* _Records shown_:
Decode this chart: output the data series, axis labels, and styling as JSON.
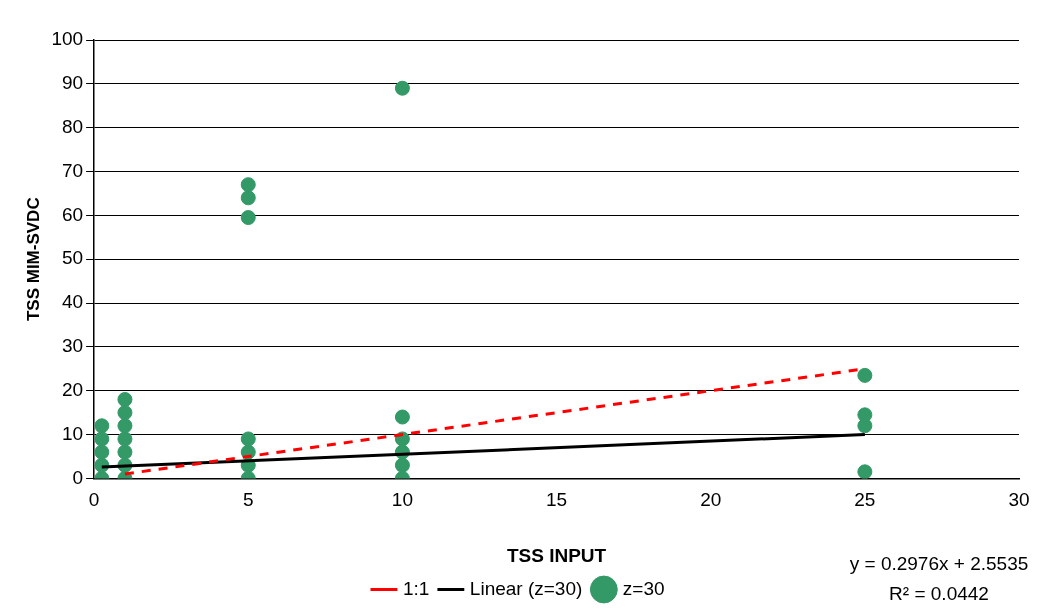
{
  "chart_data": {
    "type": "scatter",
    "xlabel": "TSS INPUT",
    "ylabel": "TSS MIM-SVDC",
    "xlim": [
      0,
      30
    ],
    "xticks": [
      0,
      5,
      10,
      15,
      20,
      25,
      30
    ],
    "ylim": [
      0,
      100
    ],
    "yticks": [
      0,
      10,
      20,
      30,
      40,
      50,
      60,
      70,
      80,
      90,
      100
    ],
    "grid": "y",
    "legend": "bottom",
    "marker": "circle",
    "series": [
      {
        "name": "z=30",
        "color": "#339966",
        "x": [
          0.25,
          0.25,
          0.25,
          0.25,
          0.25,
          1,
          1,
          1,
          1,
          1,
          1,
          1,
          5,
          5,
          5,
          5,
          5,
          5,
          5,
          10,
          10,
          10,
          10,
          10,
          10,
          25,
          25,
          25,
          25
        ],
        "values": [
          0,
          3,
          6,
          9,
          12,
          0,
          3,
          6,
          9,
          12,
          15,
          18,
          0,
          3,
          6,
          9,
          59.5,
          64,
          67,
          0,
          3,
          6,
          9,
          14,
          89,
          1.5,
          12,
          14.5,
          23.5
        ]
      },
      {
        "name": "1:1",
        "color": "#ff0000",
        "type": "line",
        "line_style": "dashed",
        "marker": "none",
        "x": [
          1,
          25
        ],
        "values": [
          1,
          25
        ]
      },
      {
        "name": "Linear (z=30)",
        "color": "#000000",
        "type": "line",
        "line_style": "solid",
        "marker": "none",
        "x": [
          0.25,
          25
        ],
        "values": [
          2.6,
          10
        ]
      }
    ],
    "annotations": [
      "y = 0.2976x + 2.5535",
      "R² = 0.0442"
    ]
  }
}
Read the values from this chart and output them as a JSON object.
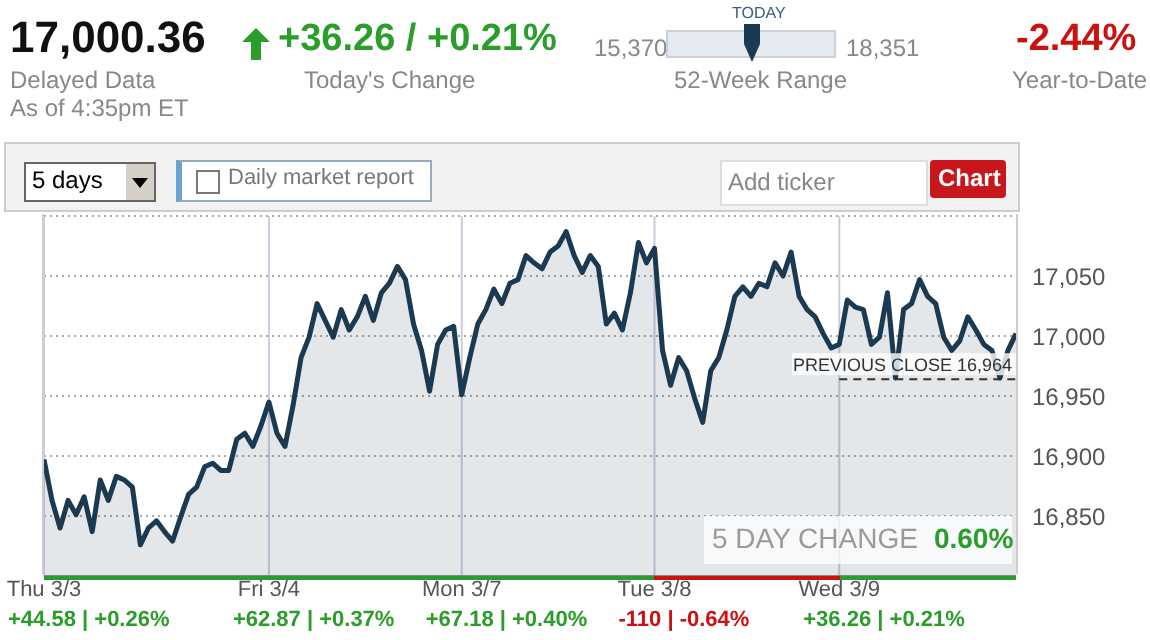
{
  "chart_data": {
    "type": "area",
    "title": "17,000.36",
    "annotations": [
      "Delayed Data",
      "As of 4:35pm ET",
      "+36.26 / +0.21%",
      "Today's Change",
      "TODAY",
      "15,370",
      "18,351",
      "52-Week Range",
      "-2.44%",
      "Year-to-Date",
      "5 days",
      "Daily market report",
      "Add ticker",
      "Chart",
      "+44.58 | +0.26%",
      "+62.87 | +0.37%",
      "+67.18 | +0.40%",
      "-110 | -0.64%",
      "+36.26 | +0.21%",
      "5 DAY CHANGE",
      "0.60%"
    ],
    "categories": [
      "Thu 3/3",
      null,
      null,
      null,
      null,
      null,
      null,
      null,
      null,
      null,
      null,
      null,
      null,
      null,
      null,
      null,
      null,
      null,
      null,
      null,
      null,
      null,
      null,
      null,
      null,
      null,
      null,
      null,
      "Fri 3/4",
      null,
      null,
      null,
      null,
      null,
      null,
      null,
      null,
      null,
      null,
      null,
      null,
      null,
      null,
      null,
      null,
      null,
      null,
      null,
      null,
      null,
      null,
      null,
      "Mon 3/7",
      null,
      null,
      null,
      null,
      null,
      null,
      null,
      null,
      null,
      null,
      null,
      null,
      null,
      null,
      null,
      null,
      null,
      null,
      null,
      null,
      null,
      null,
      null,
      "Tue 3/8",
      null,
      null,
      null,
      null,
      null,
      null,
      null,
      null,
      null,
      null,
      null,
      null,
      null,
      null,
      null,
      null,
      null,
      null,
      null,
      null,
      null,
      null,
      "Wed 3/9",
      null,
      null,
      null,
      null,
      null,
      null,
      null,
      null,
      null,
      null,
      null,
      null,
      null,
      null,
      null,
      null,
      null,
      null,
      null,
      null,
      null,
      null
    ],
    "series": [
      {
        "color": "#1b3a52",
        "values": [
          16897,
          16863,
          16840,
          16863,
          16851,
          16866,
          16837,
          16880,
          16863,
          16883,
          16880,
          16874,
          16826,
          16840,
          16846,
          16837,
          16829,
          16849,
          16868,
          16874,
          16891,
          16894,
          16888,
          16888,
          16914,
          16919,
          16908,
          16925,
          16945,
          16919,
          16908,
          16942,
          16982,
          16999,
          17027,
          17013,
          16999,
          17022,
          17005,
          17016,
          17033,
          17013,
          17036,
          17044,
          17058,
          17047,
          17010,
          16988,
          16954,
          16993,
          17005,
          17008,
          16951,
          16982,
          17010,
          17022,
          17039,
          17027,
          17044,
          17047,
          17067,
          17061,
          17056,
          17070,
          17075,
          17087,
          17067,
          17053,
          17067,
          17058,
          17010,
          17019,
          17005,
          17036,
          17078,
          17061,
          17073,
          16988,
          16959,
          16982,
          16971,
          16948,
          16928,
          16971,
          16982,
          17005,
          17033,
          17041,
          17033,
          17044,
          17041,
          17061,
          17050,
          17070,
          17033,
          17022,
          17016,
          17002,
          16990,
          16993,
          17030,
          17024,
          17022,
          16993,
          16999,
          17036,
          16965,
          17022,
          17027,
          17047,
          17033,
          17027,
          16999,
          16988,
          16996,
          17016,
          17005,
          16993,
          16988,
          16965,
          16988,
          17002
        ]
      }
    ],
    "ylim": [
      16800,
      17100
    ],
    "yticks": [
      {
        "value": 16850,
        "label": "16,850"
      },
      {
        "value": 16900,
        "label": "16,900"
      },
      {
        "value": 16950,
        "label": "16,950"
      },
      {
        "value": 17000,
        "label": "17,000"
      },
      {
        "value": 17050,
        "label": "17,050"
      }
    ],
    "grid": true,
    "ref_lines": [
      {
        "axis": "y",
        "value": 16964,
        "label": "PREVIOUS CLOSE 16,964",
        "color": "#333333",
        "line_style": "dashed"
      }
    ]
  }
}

---

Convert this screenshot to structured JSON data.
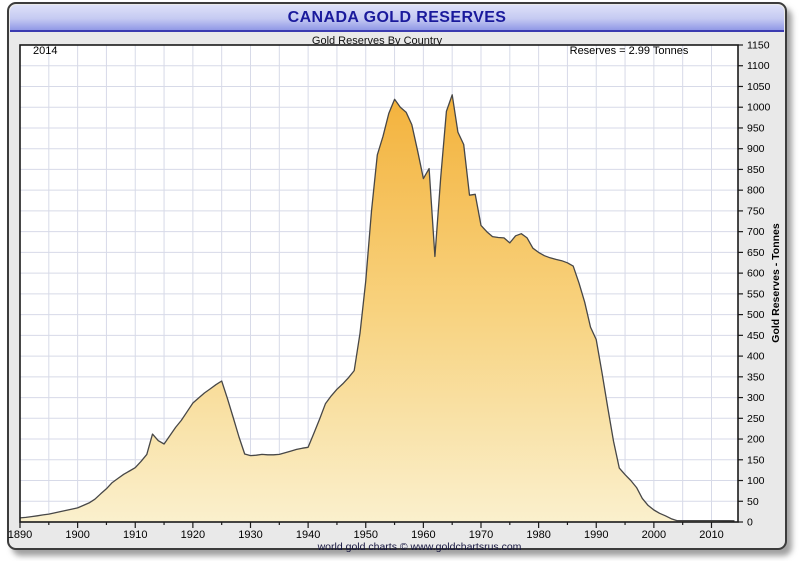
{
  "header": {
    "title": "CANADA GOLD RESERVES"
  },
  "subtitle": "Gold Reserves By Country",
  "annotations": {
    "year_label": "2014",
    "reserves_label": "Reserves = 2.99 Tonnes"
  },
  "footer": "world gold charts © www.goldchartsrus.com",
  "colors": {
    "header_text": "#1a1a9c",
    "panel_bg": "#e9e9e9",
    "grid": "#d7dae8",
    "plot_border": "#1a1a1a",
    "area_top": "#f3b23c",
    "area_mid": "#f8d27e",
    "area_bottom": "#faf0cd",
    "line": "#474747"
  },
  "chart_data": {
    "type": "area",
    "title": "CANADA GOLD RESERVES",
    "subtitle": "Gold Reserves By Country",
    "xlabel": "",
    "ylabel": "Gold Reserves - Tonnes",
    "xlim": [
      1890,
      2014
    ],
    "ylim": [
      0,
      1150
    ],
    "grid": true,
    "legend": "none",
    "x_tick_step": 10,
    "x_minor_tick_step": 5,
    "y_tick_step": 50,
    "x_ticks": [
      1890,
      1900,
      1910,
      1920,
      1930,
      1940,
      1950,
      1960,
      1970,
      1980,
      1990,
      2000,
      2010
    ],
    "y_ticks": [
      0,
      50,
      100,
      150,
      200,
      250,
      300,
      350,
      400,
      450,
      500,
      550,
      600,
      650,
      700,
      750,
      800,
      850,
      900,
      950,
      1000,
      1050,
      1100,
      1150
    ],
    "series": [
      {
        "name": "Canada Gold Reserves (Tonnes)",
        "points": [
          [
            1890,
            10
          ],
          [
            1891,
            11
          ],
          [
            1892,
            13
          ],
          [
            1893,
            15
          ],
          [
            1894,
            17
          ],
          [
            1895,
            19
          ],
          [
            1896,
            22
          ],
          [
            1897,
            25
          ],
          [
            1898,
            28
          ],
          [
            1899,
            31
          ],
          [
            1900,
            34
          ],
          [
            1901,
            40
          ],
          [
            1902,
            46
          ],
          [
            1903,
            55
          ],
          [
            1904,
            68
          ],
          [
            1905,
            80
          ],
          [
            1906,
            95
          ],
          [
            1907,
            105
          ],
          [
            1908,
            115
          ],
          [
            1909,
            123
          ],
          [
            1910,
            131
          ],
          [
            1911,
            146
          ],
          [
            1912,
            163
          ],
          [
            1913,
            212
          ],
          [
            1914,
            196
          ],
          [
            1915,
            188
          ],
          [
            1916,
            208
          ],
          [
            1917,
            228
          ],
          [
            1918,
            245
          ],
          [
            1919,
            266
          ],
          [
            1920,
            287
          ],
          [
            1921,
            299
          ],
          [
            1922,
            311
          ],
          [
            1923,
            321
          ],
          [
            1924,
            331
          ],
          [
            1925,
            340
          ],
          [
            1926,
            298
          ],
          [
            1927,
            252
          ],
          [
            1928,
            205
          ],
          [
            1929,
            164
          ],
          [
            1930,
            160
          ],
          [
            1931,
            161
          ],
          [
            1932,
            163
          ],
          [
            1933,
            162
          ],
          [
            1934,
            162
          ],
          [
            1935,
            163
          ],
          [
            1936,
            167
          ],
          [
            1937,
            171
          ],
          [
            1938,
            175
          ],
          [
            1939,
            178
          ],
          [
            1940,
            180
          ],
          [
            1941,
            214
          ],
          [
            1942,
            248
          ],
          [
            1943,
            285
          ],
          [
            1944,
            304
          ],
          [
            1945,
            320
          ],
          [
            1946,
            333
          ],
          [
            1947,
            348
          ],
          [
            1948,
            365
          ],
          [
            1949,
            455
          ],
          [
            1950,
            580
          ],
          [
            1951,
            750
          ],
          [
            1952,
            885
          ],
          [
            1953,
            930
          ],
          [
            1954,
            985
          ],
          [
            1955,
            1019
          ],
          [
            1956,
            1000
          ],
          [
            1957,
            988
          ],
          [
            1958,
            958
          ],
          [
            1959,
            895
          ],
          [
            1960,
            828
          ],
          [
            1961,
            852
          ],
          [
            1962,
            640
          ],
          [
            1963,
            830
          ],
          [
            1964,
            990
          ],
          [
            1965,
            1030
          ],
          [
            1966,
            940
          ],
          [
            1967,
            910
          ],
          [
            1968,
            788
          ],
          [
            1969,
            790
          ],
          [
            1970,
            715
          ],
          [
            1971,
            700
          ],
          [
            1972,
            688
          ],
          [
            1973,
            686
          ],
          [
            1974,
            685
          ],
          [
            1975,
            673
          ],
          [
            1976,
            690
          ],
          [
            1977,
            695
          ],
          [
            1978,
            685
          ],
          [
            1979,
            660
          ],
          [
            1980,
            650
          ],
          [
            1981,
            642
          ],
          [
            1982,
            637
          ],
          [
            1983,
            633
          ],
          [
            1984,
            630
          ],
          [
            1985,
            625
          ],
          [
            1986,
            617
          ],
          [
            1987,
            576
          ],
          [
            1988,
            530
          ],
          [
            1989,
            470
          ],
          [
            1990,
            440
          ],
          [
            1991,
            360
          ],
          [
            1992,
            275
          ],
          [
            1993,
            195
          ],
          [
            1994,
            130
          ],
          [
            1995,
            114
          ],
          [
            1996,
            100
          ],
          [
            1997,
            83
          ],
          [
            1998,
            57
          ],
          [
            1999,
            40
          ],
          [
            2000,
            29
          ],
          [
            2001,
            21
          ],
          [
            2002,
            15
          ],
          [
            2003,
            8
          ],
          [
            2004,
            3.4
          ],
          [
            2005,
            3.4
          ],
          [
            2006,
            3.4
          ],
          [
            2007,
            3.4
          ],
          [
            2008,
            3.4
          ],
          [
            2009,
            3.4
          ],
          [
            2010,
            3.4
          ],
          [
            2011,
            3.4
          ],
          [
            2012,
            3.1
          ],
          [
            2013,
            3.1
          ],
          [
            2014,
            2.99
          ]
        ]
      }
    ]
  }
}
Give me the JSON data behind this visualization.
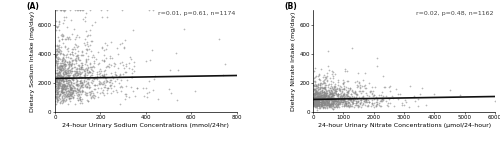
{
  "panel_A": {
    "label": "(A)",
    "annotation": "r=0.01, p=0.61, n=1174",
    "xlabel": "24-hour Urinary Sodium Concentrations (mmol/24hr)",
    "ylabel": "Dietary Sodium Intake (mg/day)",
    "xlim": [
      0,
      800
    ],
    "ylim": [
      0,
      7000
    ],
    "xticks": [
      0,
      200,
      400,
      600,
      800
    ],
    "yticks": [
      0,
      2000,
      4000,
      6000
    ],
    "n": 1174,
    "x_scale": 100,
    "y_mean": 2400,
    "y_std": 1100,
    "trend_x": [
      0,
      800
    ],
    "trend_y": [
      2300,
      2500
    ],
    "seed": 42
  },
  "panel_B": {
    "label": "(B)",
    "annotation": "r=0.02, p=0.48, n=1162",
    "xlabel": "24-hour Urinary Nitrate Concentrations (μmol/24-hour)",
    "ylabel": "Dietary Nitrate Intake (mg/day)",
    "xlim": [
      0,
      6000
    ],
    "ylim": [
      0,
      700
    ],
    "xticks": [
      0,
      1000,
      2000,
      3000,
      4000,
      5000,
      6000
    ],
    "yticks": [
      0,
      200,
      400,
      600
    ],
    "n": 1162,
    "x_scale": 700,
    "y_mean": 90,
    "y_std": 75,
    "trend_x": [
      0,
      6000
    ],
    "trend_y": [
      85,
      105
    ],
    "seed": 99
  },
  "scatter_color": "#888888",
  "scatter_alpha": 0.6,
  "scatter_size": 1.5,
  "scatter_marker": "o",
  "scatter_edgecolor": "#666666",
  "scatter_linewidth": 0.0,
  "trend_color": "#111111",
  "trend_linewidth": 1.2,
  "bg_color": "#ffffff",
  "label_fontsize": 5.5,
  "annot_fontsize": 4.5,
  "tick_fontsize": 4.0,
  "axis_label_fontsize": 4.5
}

==

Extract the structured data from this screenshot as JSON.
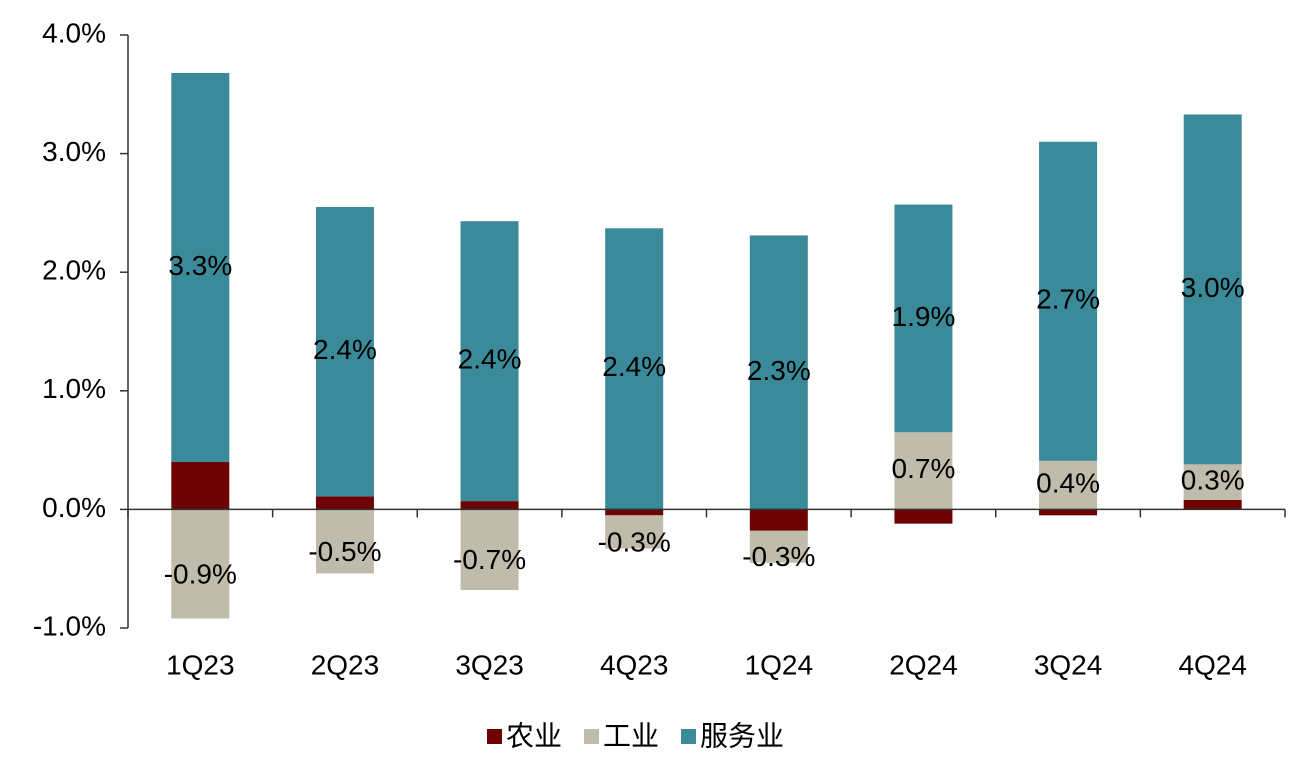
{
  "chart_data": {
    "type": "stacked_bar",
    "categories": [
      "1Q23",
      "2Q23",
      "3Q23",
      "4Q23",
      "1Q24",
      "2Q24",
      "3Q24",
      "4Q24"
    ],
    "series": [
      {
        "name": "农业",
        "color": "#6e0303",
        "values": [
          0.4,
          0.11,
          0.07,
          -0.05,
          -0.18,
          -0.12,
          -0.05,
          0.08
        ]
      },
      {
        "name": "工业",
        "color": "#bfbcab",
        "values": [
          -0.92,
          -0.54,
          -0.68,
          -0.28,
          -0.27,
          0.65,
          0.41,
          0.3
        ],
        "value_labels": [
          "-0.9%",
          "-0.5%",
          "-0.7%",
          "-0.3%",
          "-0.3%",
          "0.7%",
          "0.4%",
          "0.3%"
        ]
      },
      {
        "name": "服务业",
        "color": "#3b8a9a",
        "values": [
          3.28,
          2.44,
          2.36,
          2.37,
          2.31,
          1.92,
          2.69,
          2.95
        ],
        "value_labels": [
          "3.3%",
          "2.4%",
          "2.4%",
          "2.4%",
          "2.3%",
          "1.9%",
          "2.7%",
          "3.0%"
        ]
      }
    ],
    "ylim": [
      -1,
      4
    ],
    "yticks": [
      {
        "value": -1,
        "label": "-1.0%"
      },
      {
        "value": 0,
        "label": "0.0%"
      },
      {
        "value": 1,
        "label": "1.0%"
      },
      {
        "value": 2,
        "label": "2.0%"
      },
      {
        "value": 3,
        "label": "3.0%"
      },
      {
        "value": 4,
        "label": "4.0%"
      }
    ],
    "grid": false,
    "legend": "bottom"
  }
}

* _Set task_: What is the number of lines above that hold the string "hour"? Answer with that number alone.

* _Full solution_: 2